→ Exercise description
In the material below, list every line carrying the string "thẳng".

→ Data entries

· · · · ·

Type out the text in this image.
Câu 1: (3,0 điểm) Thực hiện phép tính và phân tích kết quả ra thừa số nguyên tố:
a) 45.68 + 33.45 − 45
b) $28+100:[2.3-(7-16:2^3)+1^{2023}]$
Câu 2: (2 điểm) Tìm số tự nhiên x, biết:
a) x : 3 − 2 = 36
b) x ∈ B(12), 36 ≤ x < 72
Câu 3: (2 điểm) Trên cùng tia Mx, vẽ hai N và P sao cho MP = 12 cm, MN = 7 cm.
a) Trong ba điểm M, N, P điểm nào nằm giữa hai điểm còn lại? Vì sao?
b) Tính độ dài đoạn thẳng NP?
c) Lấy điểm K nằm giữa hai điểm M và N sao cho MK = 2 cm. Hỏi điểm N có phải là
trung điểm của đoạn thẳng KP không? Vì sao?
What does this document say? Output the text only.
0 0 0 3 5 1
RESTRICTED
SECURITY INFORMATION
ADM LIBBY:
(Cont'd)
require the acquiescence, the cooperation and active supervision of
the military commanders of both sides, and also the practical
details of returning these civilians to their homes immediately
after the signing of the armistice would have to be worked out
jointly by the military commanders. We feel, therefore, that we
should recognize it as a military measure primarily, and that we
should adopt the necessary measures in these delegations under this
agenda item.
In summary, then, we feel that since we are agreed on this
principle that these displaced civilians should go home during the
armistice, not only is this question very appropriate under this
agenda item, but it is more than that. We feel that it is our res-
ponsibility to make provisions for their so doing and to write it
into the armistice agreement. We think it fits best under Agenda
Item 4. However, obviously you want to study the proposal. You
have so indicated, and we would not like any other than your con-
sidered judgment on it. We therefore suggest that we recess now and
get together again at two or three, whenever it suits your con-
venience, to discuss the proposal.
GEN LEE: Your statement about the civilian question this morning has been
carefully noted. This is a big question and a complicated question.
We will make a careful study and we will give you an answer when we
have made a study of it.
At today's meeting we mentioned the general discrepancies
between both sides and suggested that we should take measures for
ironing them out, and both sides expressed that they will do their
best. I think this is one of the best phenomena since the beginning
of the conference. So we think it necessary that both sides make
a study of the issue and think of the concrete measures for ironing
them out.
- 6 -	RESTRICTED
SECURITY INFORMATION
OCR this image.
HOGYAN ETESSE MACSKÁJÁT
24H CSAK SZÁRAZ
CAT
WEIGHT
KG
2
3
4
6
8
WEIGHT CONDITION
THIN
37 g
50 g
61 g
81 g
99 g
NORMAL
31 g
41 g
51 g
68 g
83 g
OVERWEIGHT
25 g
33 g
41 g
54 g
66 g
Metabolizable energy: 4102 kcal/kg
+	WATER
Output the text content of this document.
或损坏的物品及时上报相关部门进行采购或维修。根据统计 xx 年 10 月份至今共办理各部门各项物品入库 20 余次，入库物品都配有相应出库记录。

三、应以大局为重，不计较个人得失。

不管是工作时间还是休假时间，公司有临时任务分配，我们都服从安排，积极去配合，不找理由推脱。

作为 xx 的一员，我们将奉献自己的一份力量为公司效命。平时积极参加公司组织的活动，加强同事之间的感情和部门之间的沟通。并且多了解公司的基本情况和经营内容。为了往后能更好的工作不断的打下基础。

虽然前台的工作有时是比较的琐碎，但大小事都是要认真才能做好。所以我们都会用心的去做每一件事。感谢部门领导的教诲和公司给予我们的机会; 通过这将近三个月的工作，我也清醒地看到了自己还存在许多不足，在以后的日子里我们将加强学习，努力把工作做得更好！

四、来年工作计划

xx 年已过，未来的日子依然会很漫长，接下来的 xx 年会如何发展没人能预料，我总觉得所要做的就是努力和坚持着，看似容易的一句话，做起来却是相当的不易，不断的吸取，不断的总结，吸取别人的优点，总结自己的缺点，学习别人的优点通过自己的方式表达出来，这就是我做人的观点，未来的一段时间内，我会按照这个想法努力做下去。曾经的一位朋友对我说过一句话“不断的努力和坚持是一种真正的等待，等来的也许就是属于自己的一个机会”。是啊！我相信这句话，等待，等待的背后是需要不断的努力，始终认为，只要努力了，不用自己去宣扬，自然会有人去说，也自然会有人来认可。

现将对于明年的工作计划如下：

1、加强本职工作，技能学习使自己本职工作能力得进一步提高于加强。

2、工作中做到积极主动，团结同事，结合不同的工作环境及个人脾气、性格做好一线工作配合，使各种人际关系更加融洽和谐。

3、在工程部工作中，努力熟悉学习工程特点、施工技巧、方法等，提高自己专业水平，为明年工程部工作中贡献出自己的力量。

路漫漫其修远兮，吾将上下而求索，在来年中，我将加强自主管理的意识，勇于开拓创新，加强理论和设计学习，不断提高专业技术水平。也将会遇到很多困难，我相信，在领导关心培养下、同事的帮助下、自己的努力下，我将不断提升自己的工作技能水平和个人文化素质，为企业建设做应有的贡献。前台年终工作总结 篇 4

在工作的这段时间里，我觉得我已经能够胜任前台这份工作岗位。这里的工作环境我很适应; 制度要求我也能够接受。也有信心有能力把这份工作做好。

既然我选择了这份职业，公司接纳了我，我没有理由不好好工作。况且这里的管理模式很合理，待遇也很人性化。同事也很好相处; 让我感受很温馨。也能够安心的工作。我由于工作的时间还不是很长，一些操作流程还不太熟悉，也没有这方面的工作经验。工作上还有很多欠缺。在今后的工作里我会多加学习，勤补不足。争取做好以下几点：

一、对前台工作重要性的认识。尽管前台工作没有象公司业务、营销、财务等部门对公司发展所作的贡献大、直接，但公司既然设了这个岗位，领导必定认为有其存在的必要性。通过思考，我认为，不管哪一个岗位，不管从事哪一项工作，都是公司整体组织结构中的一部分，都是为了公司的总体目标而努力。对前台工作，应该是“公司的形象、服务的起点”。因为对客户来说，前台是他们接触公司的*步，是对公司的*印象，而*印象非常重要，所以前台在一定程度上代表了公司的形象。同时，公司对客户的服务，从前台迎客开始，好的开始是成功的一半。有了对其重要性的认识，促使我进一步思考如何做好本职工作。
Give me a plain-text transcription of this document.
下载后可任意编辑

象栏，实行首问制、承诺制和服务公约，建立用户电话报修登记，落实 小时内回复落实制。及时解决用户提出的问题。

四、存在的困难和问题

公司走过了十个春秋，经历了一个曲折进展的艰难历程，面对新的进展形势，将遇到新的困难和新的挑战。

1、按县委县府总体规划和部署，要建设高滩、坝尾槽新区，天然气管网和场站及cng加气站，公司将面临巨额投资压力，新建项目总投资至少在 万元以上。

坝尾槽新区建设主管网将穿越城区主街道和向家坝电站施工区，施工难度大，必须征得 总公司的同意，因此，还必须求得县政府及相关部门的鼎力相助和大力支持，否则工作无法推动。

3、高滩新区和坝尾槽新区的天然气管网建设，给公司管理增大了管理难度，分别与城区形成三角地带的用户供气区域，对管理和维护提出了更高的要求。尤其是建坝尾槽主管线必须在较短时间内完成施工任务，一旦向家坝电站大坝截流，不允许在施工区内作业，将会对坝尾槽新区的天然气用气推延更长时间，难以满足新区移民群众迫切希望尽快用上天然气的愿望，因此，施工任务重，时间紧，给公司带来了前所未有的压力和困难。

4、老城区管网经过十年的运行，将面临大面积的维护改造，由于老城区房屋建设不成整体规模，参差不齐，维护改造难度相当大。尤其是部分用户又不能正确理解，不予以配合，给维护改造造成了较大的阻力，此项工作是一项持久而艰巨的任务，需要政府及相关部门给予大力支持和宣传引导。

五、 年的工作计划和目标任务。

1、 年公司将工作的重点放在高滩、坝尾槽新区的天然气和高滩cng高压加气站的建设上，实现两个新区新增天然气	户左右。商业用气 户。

· · · · ·

→ The response
b) Tính độ dài đoạn thẳng NP?
trung điểm của đoạn thẳng KP không? Vì sao?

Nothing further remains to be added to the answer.